+++ SUPPLIED MATERIAL +++

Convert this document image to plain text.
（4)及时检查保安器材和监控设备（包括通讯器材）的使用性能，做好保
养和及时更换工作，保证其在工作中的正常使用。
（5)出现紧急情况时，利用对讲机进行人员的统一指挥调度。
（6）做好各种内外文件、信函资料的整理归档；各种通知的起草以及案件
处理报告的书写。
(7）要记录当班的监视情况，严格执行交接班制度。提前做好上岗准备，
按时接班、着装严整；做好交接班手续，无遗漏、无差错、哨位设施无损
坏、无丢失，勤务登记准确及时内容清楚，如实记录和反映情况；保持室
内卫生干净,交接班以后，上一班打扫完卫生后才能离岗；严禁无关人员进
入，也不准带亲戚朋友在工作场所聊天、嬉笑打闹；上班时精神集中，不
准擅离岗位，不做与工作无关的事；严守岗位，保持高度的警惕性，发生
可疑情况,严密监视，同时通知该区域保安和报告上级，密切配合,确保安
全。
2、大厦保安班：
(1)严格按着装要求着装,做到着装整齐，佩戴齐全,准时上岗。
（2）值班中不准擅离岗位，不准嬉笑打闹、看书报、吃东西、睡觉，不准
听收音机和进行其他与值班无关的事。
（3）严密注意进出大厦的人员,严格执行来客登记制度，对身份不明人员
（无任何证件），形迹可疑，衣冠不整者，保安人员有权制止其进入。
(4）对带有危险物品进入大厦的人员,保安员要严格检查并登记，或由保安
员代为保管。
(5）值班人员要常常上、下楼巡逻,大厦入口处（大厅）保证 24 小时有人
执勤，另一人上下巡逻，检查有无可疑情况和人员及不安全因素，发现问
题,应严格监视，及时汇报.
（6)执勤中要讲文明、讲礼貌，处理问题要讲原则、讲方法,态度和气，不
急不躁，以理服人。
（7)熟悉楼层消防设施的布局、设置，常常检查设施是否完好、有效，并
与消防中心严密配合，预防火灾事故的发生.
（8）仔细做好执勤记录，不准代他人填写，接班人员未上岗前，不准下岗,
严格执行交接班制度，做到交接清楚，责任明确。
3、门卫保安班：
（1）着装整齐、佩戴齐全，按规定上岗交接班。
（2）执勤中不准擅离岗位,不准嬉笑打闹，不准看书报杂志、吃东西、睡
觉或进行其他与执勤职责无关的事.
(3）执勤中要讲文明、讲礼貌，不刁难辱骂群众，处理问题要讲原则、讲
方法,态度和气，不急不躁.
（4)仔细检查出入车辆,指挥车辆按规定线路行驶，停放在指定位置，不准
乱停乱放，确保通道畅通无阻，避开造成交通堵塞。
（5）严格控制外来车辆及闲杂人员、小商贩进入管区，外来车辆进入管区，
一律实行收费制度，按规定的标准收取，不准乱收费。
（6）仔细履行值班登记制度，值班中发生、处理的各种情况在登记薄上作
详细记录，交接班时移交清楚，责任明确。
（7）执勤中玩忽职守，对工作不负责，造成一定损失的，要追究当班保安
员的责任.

+++

> EXERCISE AIM
Go through the listing and print each line exactly as it appears.

> OUTPUT
Convert this document image to plain text.
（4)及时检查保安器材和监控设备（包括通讯器材）的使用性能，做好保
养和及时更换工作，保证其在工作中的正常使用。
（5)出现紧急情况时，利用对讲机进行人员的统一指挥调度。
（6）做好各种内外文件、信函资料的整理归档；各种通知的起草以及案件
处理报告的书写。
(7）要记录当班的监视情况，严格执行交接班制度。提前做好上岗准备，
按时接班、着装严整；做好交接班手续，无遗漏、无差错、哨位设施无损
坏、无丢失，勤务登记准确及时内容清楚，如实记录和反映情况；保持室
内卫生干净,交接班以后，上一班打扫完卫生后才能离岗；严禁无关人员进
入，也不准带亲戚朋友在工作场所聊天、嬉笑打闹；上班时精神集中，不
准擅离岗位，不做与工作无关的事；严守岗位，保持高度的警惕性，发生
可疑情况,严密监视，同时通知该区域保安和报告上级，密切配合,确保安
全。
2、大厦保安班：
(1)严格按着装要求着装,做到着装整齐，佩戴齐全,准时上岗。
（2）值班中不准擅离岗位，不准嬉笑打闹、看书报、吃东西、睡觉，不准
听收音机和进行其他与值班无关的事。
（3）严密注意进出大厦的人员,严格执行来客登记制度，对身份不明人员
（无任何证件），形迹可疑，衣冠不整者，保安人员有权制止其进入。
(4）对带有危险物品进入大厦的人员,保安员要严格检查并登记，或由保安
员代为保管。
(5）值班人员要常常上、下楼巡逻,大厦入口处（大厅）保证 24 小时有人
执勤，另一人上下巡逻，检查有无可疑情况和人员及不安全因素，发现问
题,应严格监视，及时汇报.
（6)执勤中要讲文明、讲礼貌，处理问题要讲原则、讲方法,态度和气，不
急不躁，以理服人。
（7)熟悉楼层消防设施的布局、设置，常常检查设施是否完好、有效，并
与消防中心严密配合，预防火灾事故的发生.
（8）仔细做好执勤记录，不准代他人填写，接班人员未上岗前，不准下岗,
严格执行交接班制度，做到交接清楚，责任明确。
3、门卫保安班：
（1）着装整齐、佩戴齐全，按规定上岗交接班。
（2）执勤中不准擅离岗位,不准嬉笑打闹，不准看书报杂志、吃东西、睡
觉或进行其他与执勤职责无关的事.
(3）执勤中要讲文明、讲礼貌，不刁难辱骂群众，处理问题要讲原则、讲
方法,态度和气，不急不躁.
（4)仔细检查出入车辆,指挥车辆按规定线路行驶，停放在指定位置，不准
乱停乱放，确保通道畅通无阻，避开造成交通堵塞。
（5）严格控制外来车辆及闲杂人员、小商贩进入管区，外来车辆进入管区，
一律实行收费制度，按规定的标准收取，不准乱收费。
（6）仔细履行值班登记制度，值班中发生、处理的各种情况在登记薄上作
详细记录，交接班时移交清楚，责任明确。
（7）执勤中玩忽职守，对工作不负责，造成一定损失的，要追究当班保安
员的责任.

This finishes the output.